Source records
# # # # # # #
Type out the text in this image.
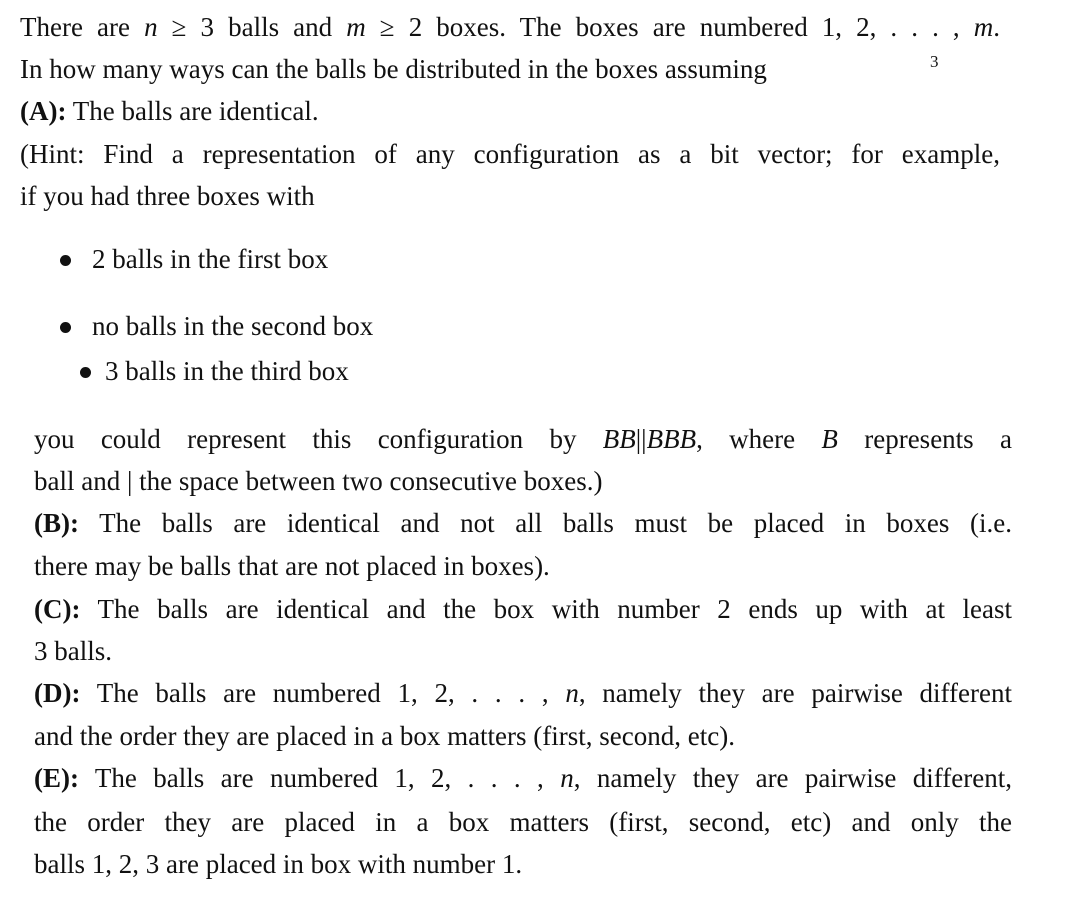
There are n ≥ 3 balls and m ≥ 2 boxes. The boxes are numbered 1, 2, . . . , m.
In how many ways can the balls be distributed in the boxes assuming
(A): The balls are identical.
(Hint: Find a representation of any configuration as a bit vector; for example,
if you had three boxes with
2 balls in the first box
no balls in the second box
3 balls in the third box
you could represent this configuration by BB||BBB, where B represents a
ball and | the space between two consecutive boxes.)
(B): The balls are identical and not all balls must be placed in boxes (i.e.
there may be balls that are not placed in boxes).
(C): The balls are identical and the box with number 2 ends up with at least
3 balls.
(D): The balls are numbered 1, 2, . . . , n, namely they are pairwise different
and the order they are placed in a box matters (first, second, etc).
(E): The balls are numbered 1, 2, . . . , n, namely they are pairwise different,
the order they are placed in a box matters (first, second, etc) and only the
balls 1, 2, 3 are placed in box with number 1.
3
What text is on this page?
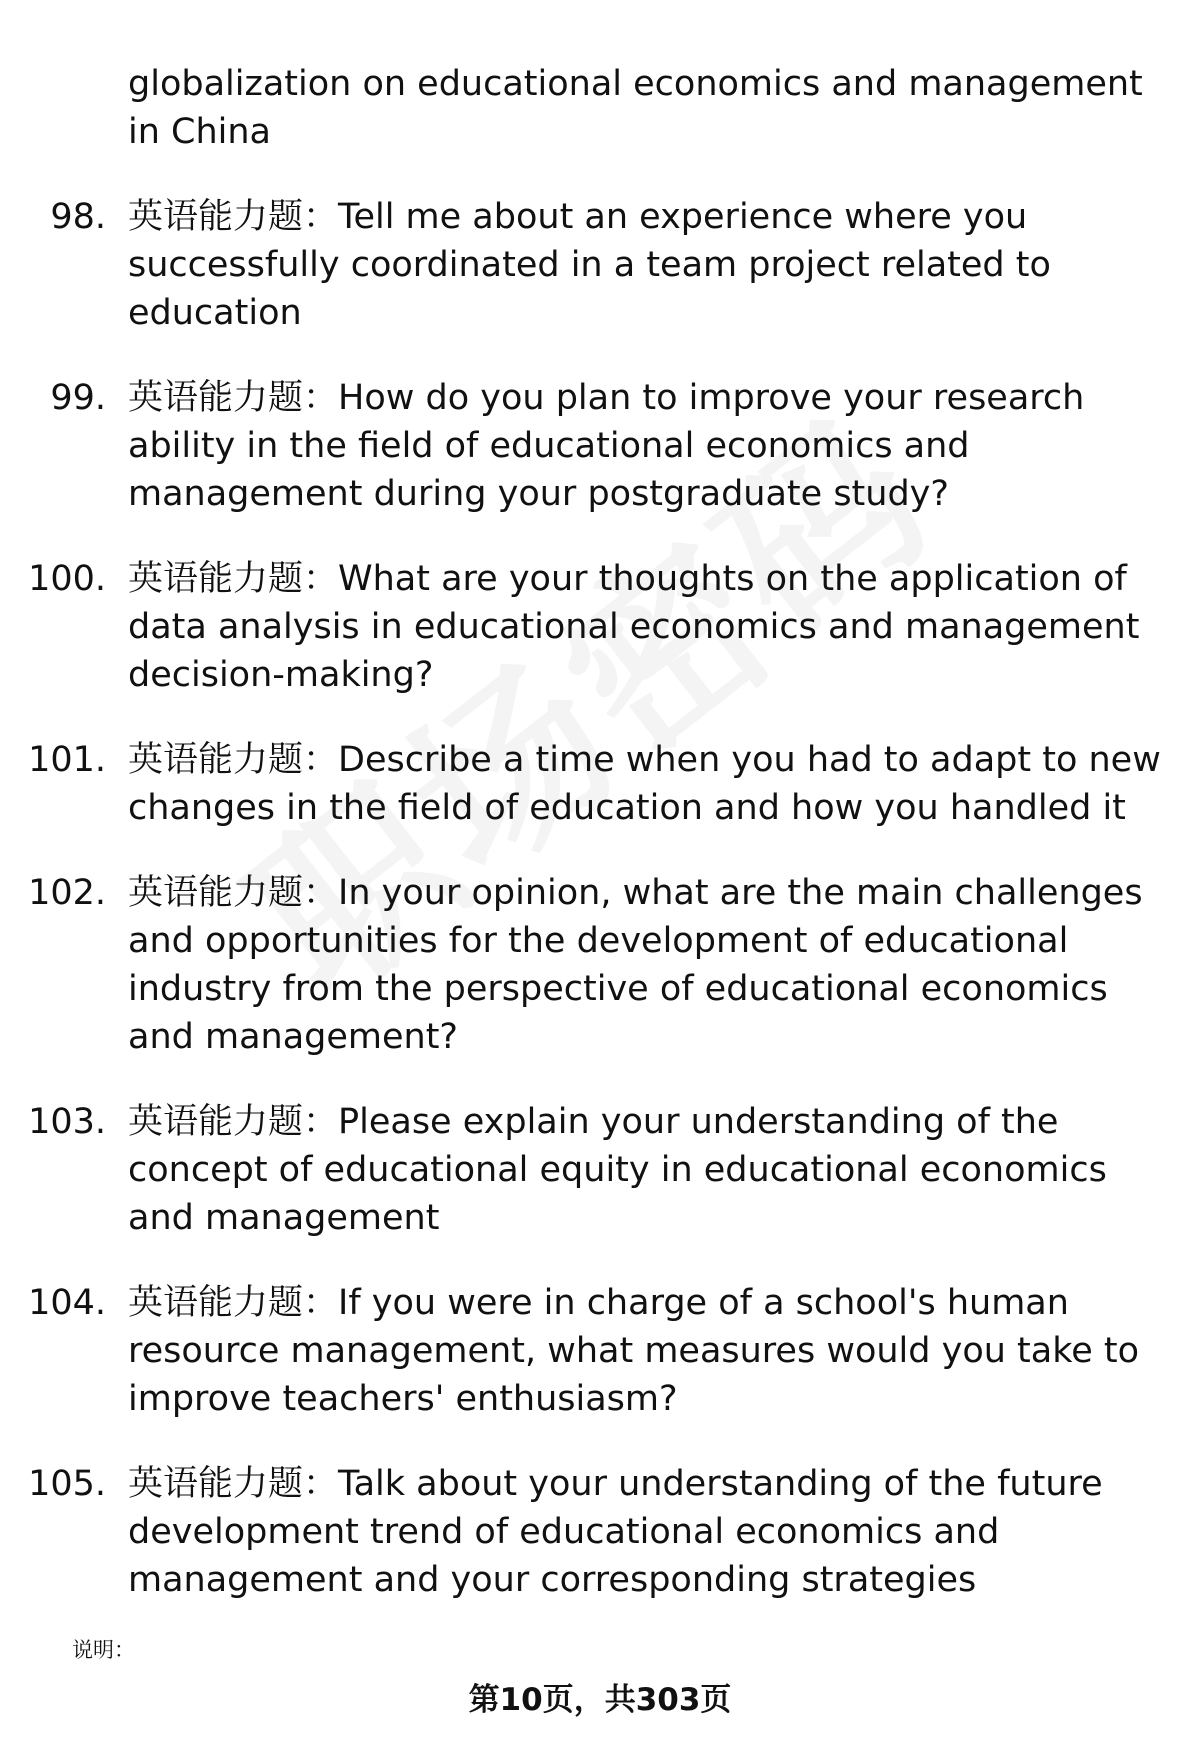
globalization on educational economics and management in China
98. 英语能力题：Tell me about an experience where you successfully coordinated in a team project related to education
99. 英语能力题：How do you plan to improve your research ability in the field of educational economics and management during your postgraduate study?
100. 英语能力题：What are your thoughts on the application of data analysis in educational economics and management decision-making?
101. 英语能力题：Describe a time when you had to adapt to new changes in the field of education and how you handled it
102. 英语能力题：In your opinion, what are the main challenges and opportunities for the development of educational industry from the perspective of educational economics and management?
103. 英语能力题：Please explain your understanding of the concept of educational equity in educational economics and management
104. 英语能力题：If you were in charge of a school's human resource management, what measures would you take to improve teachers' enthusiasm?
105. 英语能力题：Talk about your understanding of the future development trend of educational economics and management and your corresponding strategies
说明：
第10页，共303页
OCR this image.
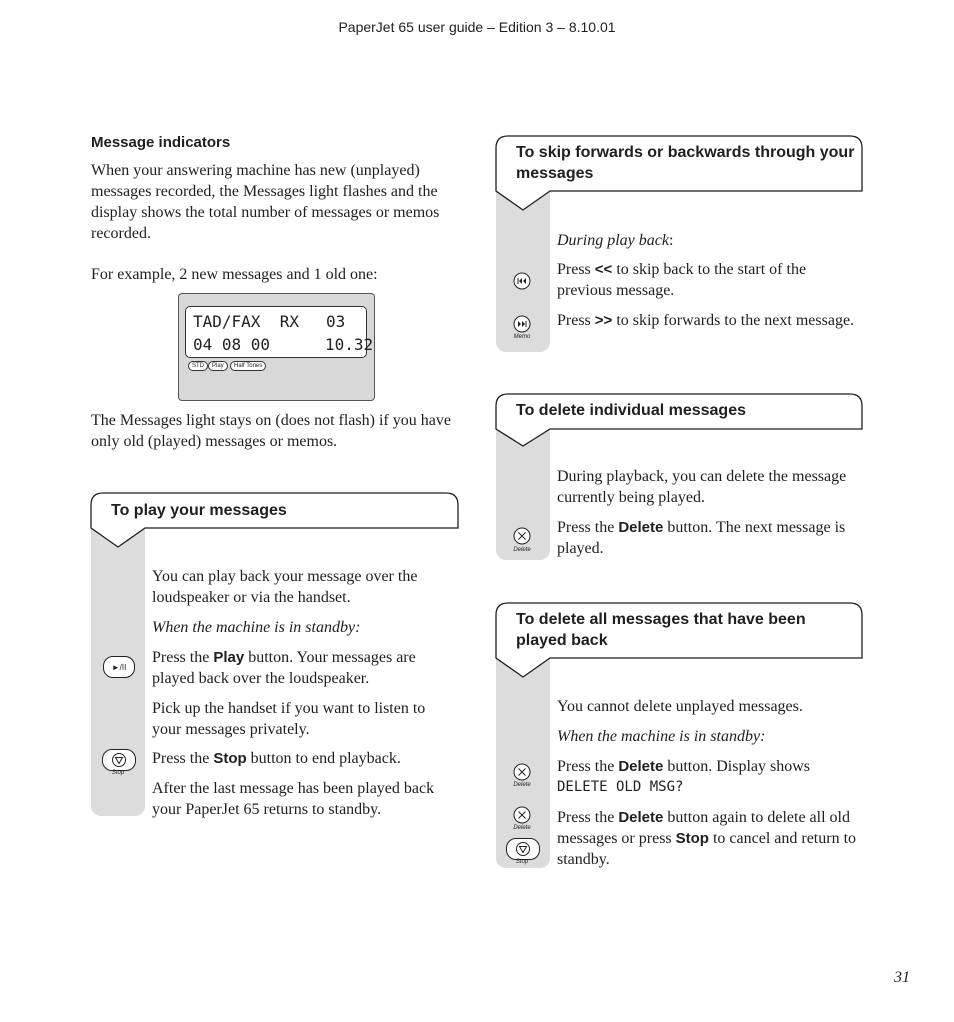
PaperJet 65 user guide – Edition 3 – 8.10.01
Message indicators
When your answering machine has new (unplayed) messages recorded, the Messages light flashes and the display shows the total number of messages or memos recorded.
For example, 2 new messages and 1 old one:
TAD/FAX  RX 03
04 08 00	10.32
STD	Play	Half Tones
The Messages light stays on (does not flash) if you have only old (played) messages or memos.
To play your messages
You can play back your message over the loudspeaker or via the handset.
When the machine is in standby:
Press the Play button. Your messages are played back over the loudspeaker.
Pick up the handset if you want to listen to your messages privately.
Press the Stop button to end playback.
After the last message has been played back your PaperJet 65 returns to standby.
►/II
Stop
To skip forwards or backwards through your messages
During play back:
Press << to skip back to the start of the previous message.
Press >> to skip forwards to the next message.
Memo
To delete individual messages
During playback, you can delete the message currently being played.
Press the Delete button. The next message is played.
Delete
To delete all messages that have been played back
You cannot delete unplayed messages.
When the machine is in standby:
Press the Delete button. Display shows
DELETE OLD MSG?
Press the Delete button again to delete all old messages or press Stop to cancel and return to standby.
Delete
Delete
Stop
31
# # # # # # #
» **Problem to solve**:
Among the lines above, count those containing the word "that" and give nothing but the result.

» **Solved problem**:
2